Layout annotation data:
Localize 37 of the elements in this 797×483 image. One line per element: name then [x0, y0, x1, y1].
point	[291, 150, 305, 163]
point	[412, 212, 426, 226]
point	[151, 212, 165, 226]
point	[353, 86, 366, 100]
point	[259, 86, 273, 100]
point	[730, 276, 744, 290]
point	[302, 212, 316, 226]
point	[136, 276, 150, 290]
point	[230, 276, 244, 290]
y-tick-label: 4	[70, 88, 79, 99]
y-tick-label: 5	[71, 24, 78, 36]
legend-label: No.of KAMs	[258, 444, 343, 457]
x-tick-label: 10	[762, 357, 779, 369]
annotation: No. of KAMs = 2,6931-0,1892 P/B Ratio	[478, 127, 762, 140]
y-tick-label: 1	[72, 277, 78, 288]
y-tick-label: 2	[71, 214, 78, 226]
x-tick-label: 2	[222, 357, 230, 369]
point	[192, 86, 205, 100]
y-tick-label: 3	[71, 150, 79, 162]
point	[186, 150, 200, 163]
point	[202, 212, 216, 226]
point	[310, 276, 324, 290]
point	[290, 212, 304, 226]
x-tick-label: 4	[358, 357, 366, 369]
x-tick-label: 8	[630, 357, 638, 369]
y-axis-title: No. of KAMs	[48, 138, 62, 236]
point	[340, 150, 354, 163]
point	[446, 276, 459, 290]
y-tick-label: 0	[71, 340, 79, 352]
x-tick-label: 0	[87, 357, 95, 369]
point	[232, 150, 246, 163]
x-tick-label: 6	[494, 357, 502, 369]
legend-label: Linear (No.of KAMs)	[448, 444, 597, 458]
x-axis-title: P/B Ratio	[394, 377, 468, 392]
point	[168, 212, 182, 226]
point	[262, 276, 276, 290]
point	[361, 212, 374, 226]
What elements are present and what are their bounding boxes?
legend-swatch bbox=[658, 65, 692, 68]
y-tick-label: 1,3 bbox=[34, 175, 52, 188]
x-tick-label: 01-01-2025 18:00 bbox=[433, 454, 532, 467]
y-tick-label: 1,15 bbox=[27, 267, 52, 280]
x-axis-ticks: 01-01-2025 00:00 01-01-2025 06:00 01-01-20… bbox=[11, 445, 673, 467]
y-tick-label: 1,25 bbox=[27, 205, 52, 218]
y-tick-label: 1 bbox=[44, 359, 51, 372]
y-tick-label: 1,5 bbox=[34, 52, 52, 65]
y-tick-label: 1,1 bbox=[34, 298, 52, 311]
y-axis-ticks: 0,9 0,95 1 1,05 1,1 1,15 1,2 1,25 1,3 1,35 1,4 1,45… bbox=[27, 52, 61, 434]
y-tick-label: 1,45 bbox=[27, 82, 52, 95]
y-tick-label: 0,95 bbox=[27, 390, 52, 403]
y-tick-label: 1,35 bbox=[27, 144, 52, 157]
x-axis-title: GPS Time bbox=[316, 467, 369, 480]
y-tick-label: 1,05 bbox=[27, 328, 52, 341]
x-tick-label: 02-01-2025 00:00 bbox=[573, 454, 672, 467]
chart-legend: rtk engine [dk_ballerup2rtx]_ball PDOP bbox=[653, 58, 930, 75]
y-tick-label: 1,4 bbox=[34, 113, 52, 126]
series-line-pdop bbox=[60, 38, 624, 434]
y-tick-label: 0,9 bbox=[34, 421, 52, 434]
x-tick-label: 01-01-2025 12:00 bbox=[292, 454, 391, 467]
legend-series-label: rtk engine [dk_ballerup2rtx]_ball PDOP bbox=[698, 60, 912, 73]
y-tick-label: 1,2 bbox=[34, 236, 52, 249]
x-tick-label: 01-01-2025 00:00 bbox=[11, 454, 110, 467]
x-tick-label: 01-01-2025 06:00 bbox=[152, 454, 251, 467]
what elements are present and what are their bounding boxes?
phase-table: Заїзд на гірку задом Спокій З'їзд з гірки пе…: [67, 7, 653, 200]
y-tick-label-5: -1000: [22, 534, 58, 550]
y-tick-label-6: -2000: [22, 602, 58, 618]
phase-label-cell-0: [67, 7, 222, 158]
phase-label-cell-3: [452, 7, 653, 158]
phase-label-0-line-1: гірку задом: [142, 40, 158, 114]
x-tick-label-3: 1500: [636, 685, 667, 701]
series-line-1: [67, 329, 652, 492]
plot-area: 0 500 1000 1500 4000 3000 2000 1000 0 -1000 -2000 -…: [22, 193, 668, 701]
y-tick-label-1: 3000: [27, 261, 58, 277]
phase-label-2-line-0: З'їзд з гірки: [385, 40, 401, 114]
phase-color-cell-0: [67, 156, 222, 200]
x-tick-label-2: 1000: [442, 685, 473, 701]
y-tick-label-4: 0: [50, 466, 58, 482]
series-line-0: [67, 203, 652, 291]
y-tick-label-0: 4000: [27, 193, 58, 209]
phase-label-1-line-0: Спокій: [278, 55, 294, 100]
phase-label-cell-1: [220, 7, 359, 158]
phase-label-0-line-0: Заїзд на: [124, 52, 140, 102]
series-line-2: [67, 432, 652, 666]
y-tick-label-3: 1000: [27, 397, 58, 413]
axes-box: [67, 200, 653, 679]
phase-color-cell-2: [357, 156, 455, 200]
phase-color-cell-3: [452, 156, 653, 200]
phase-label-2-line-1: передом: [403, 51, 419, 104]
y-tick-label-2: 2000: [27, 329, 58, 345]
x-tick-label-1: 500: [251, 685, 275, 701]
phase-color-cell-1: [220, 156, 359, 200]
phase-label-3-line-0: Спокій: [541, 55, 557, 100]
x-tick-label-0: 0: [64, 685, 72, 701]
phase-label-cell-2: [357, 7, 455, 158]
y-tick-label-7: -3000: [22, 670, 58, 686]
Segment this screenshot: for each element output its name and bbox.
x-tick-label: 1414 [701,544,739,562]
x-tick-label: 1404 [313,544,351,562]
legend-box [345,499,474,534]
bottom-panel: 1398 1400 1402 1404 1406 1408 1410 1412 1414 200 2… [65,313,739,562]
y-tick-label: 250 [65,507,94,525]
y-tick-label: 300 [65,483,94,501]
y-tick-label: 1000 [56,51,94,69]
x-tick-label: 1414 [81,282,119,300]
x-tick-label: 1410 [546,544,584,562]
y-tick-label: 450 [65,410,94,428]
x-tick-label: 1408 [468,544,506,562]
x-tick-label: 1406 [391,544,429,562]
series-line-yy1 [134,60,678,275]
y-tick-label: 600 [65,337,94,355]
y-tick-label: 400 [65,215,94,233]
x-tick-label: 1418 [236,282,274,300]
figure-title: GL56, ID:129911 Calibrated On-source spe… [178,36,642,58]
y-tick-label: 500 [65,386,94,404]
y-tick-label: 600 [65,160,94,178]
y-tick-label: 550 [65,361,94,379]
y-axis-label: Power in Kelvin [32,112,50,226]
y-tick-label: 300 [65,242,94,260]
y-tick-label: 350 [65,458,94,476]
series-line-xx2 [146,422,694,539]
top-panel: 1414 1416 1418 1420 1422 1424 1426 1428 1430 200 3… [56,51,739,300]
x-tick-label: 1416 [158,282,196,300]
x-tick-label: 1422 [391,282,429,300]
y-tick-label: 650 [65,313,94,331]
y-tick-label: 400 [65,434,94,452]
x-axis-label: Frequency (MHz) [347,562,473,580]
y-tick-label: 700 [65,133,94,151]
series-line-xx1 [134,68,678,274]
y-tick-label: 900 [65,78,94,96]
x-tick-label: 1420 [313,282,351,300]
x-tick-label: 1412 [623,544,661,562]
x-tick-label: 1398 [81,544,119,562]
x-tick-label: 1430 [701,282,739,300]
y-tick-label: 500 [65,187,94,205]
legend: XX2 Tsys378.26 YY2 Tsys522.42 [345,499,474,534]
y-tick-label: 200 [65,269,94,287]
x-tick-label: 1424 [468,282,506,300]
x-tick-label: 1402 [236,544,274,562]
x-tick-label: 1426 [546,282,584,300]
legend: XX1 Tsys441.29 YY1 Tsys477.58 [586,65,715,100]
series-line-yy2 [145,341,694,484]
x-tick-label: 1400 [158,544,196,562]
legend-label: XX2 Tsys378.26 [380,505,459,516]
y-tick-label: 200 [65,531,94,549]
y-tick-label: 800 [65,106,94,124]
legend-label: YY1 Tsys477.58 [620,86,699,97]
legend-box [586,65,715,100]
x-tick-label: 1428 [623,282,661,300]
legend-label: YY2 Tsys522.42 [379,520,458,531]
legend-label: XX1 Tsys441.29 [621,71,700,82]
---
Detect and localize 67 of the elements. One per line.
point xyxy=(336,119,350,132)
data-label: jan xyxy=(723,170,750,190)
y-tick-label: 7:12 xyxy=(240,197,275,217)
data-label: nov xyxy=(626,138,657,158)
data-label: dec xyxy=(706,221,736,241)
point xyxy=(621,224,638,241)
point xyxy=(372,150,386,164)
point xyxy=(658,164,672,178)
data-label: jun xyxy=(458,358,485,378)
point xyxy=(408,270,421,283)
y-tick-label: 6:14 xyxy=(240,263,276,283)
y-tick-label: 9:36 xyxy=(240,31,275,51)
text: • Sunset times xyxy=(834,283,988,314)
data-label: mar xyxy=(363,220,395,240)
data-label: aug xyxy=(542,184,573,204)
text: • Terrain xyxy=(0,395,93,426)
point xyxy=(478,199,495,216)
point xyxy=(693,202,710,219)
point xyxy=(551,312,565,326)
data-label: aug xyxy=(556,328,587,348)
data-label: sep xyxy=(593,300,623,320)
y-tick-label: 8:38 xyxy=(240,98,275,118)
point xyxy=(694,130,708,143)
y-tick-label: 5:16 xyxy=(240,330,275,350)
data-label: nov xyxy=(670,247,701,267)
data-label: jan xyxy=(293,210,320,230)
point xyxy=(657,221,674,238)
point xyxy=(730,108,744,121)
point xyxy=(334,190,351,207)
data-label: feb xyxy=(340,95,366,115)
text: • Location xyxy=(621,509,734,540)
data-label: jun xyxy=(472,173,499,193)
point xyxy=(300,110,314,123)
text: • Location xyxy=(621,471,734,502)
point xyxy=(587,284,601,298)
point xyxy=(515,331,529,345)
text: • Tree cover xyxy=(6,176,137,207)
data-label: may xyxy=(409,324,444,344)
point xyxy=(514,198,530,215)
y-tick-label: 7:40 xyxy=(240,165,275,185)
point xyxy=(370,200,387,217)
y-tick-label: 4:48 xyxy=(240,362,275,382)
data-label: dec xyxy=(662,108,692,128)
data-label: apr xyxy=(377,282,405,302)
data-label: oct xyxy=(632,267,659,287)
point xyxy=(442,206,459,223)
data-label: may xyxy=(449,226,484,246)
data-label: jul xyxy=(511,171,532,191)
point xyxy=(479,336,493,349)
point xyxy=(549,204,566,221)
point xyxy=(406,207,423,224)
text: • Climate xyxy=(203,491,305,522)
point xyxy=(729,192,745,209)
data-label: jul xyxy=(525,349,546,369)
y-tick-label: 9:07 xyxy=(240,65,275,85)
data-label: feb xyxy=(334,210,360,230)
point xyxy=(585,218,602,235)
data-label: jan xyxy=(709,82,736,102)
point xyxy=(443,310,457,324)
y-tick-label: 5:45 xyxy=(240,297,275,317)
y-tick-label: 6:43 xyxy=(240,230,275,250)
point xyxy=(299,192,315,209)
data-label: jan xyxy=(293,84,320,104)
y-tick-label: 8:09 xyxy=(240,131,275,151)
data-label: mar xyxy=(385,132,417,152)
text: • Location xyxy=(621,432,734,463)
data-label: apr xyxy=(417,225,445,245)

## WHAT IS ASKED
Rename every "data-label" as "value-label" in the stretch from the line containing "Detect and localize" through the line containing "point xyxy=(693,202,710,219)", and leave everything else unchanged. Return only those lines.

## FINISHED EXERCISE
Detect and localize 67 of the elements. One per line.
point xyxy=(336,119,350,132)
value-label: jan xyxy=(723,170,750,190)
y-tick-label: 7:12 xyxy=(240,197,275,217)
value-label: nov xyxy=(626,138,657,158)
value-label: dec xyxy=(706,221,736,241)
point xyxy=(621,224,638,241)
point xyxy=(372,150,386,164)
point xyxy=(658,164,672,178)
value-label: jun xyxy=(458,358,485,378)
point xyxy=(408,270,421,283)
y-tick-label: 6:14 xyxy=(240,263,276,283)
y-tick-label: 9:36 xyxy=(240,31,275,51)
text: • Sunset times xyxy=(834,283,988,314)
value-label: mar xyxy=(363,220,395,240)
value-label: aug xyxy=(542,184,573,204)
text: • Terrain xyxy=(0,395,93,426)
point xyxy=(478,199,495,216)
point xyxy=(693,202,710,219)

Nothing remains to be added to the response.